**EXERCISE BRIEF**
Your task is to show every line in the listing below that includes "Korrelation".

**INFORMATION SUPPLIED**
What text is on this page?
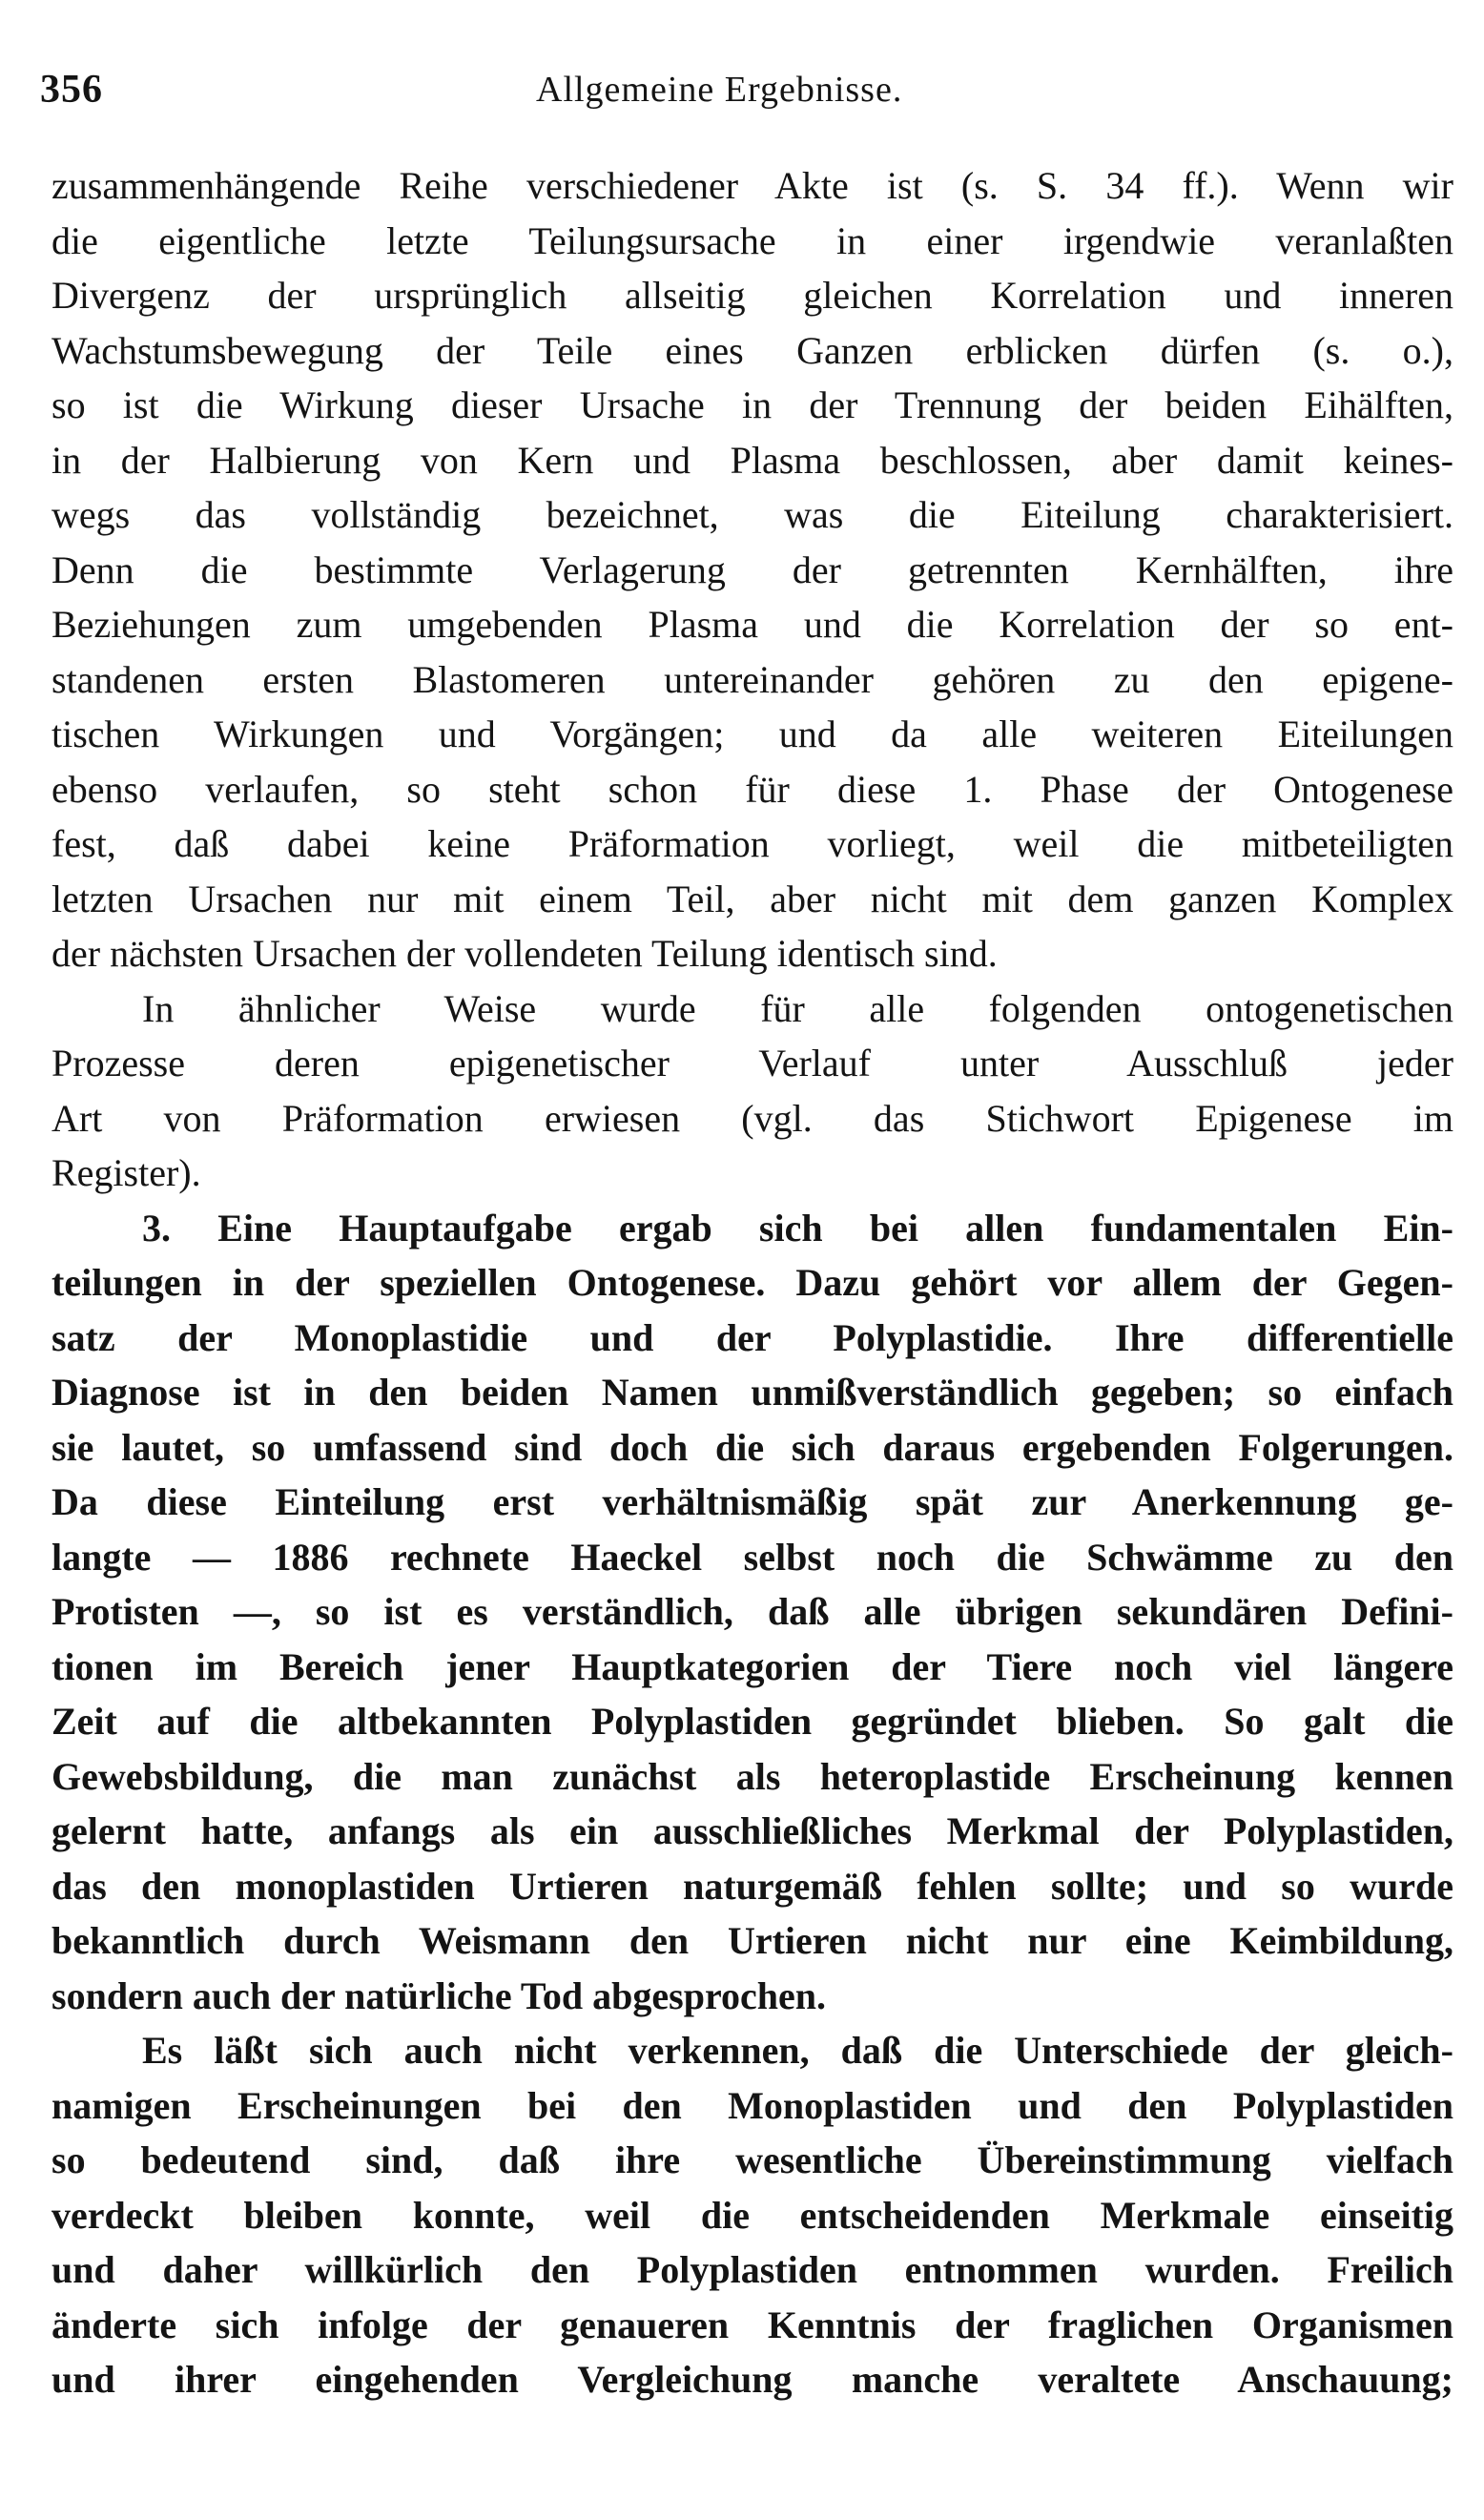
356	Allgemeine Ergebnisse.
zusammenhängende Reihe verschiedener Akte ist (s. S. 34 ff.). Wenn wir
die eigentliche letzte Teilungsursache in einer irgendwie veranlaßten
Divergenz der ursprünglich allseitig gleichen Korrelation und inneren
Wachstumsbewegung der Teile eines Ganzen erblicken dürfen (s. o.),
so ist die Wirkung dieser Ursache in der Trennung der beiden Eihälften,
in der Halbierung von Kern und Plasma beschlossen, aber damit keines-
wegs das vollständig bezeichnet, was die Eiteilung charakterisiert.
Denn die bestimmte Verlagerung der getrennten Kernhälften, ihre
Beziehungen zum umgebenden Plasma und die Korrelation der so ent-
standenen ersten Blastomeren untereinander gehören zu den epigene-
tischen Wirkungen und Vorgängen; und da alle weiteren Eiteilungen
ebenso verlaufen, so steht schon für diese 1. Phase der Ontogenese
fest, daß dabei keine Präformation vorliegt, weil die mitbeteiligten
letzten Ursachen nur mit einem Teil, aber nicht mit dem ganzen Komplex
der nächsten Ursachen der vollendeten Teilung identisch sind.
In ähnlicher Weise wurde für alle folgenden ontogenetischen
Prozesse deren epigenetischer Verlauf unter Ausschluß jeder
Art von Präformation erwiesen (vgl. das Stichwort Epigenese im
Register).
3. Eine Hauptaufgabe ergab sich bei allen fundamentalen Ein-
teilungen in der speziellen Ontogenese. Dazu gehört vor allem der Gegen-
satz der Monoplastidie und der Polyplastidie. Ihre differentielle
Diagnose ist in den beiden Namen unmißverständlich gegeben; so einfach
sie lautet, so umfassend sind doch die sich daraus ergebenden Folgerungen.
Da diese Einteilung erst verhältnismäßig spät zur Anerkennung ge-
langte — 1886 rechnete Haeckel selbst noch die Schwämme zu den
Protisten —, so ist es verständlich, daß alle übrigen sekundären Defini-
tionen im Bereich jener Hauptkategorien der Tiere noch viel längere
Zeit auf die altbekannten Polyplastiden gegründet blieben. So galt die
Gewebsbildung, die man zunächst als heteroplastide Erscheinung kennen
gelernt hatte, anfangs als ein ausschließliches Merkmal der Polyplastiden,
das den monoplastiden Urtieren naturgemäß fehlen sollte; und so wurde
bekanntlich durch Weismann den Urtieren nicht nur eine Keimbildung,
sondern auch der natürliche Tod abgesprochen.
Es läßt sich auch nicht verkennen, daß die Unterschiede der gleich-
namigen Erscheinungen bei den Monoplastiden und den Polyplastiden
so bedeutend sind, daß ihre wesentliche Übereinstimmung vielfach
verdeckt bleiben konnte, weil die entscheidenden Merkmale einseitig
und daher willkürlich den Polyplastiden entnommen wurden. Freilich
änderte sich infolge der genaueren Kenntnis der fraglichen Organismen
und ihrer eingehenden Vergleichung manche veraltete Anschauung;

**EXPECTED ANSWER**
Divergenz der ursprünglich allseitig gleichen Korrelation und inneren
Beziehungen zum umgebenden Plasma und die Korrelation der so ent-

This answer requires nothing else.